- **EXTRAIT FOURNI**
Walid Ismaïl, un ancien apprenti boulanger âgé de 20 ans, est le seul à avoir survécu. Lorsque les Kurdes ont commencé à abattre les blessés, il n`a eu la vie sauve que parce qu`il a crié qu`il ne portait pas de bombe.

Sur une vidéo visible en ligne, on le voit émerger, l`air terrifié et la main en sang, de la maison dans laquelle il était terré à Bachika, près de Mossoul.

Promesses et menaces

Aujourd`hui, Walid Ismaïl est détenu dans un complexe de haute sécurité à Erbil, au Kurdistan irakien. Il raconte aujourd`hui, avec un autre prisonnier de l`EI, comment le groupe sunnite extrémiste les a poussés sur le chemin du jihad en alternant promesses et menaces. Tous deux disent que la marginalisation de la communauté sunnite par le gouvernement de Bagdad dirigé par les chiites et par ses forces armées a eu un rôle déterminant.

Leurs témoignages, recueillis séparément et dont Reuters n`a pas pu vérifier l`authenticité, illustrent l`ampleur des divisions confessionnelles qui ont alimenté la deuxième grande insurrection sunnite depuis l`invasion américaine de l`Irak en 2003.

Quand Abou Bakr al-Baghdadi a proclamé d`une mosquée de Mossoul le «califat» sur les territoires contrôlés par l`EI en Irak et en Syrie, il y a deux ans, son appel a trouvé un large écho dans la communauté sunnite, assure Walid Ismaïl. «Je croyais en lui. On l`aimait parce qu`il nous a libérés de l`oppression chiite», raconte-t-il.

Lorsqu`ils se sont emparés de Mossoul pendant l`été 2014, les jihadistes ont promis aux habitants de la nourriture et de l`argent, mais aussi la sécurité.

Exactions contre les civils

L`autre prisonnier, Hazem Saleh, dit que ses trois frères avaient été maltraités par l`armée irakienne quelques mois avant l`entrée de l`EI dans la ville.

«C`étaient des paysans. Ils (les soldats irakiens) les ont détenus pendant un mois et demi. Ils les ont battus. Ils les ont suspendus par les pieds. Ils leur ont brisé les épaules», affirme-t-il.

Le gouvernement de Bagdad a toujours nié les accusations d`exactions contre les civils dont ses forces ont souvent fait l`objet, assurant ne combattre que les «terroristes».

Les deux prisonniers racontent que les motivations des jihadistes varient et que les combattants étrangers adhèrent à une vision radicale de l`islam bien plus fortement que les Irakiens, qui se rallient souvent à l`EI par opportunisme, pour toucher l`argent des enlèvements par exemple, ou parce qu`ils n`ont pas d`autre choix.

Walid Ismaïl dit avoir basculé quand la boulangerie, dans laquelle il travaillait, a fermé sous la pression de l`EI, qui a cessé de lui fournir du gaz, pour pouvoir continuer à subvenir aux besoins de ses six frères et soeurs.

Monter la garde

«Daech m`a offert 500`000 dinars (environ 430 francs) par mois pour porter une arme et monter la garde dans la rue», explique-t-il.

- **LIGNES DE DONNÉES**

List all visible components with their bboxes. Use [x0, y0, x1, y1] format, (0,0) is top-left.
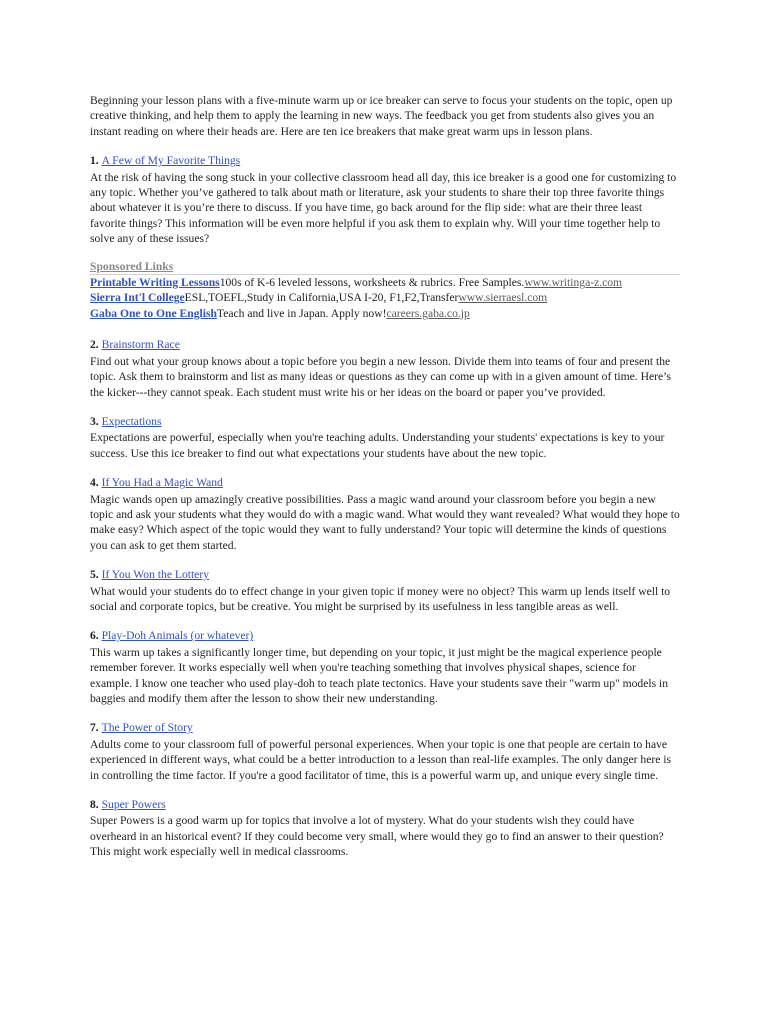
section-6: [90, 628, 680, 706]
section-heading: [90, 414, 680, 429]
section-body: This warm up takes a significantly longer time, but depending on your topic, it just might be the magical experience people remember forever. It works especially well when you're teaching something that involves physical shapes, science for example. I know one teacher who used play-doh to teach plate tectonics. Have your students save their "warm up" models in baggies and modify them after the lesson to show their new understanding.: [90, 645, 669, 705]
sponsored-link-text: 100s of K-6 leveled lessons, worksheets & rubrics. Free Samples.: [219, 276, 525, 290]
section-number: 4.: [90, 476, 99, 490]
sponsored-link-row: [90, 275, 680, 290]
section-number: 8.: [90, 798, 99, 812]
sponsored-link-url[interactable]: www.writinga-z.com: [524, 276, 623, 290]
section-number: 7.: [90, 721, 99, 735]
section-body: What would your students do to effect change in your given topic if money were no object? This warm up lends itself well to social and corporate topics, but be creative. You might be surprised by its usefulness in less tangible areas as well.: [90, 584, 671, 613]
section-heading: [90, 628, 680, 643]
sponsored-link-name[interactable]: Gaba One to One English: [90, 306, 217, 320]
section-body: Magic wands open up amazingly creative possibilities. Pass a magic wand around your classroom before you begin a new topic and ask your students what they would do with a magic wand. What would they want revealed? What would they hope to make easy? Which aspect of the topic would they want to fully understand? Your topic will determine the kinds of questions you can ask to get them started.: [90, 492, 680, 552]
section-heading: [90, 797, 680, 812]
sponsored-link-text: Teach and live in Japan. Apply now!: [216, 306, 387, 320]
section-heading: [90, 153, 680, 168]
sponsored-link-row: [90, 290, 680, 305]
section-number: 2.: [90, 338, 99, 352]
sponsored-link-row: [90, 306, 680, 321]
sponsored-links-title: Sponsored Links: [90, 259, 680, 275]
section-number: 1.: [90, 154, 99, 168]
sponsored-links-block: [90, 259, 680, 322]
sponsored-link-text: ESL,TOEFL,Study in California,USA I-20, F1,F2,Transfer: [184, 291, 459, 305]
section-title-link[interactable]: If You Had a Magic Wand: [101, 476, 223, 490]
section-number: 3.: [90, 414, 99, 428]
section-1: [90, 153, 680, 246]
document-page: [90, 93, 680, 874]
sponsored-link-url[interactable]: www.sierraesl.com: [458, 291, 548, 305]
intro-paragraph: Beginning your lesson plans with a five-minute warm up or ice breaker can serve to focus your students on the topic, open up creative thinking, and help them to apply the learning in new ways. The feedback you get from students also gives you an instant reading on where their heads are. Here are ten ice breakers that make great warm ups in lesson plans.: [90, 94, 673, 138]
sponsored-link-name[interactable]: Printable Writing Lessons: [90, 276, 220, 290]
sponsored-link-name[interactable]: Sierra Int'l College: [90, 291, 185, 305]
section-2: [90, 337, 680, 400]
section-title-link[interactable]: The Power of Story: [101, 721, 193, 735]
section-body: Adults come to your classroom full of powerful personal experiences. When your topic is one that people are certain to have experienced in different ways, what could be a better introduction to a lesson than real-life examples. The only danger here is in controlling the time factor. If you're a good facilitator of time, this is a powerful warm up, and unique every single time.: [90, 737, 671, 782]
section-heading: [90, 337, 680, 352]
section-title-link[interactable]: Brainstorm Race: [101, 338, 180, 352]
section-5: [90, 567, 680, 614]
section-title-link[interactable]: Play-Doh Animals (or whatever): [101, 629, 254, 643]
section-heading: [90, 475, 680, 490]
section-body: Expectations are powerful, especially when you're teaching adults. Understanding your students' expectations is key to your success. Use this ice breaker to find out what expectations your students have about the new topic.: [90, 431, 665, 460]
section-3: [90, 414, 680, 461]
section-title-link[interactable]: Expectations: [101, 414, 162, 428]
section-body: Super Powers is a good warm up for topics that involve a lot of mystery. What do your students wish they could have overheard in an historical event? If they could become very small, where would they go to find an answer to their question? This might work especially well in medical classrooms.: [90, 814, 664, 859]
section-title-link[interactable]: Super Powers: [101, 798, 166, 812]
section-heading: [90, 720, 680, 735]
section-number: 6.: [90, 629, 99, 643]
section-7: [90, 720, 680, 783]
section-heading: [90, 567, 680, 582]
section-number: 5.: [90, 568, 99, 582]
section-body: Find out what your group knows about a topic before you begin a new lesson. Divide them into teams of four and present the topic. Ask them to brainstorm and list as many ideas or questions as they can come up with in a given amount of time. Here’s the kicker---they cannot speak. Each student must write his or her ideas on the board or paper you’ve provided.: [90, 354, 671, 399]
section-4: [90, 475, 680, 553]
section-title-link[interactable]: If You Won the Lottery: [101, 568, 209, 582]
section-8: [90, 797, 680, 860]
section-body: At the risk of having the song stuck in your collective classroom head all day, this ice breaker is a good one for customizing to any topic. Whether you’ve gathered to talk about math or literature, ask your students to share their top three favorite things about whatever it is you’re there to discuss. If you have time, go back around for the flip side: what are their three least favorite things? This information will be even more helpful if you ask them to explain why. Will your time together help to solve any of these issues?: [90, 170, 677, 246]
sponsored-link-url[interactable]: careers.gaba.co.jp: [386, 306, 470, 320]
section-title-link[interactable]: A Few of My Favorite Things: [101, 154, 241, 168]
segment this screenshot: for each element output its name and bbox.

- **CONSIGNE**
Relevez toutes les personnes que l'extrait sur les prisonniers de l'EI désigne par leur nom.

- **RÉPONSE COMPLÈTE**
- Walid Ismaïl
- Abou Bakr al-Baghdadi
- Hazem Saleh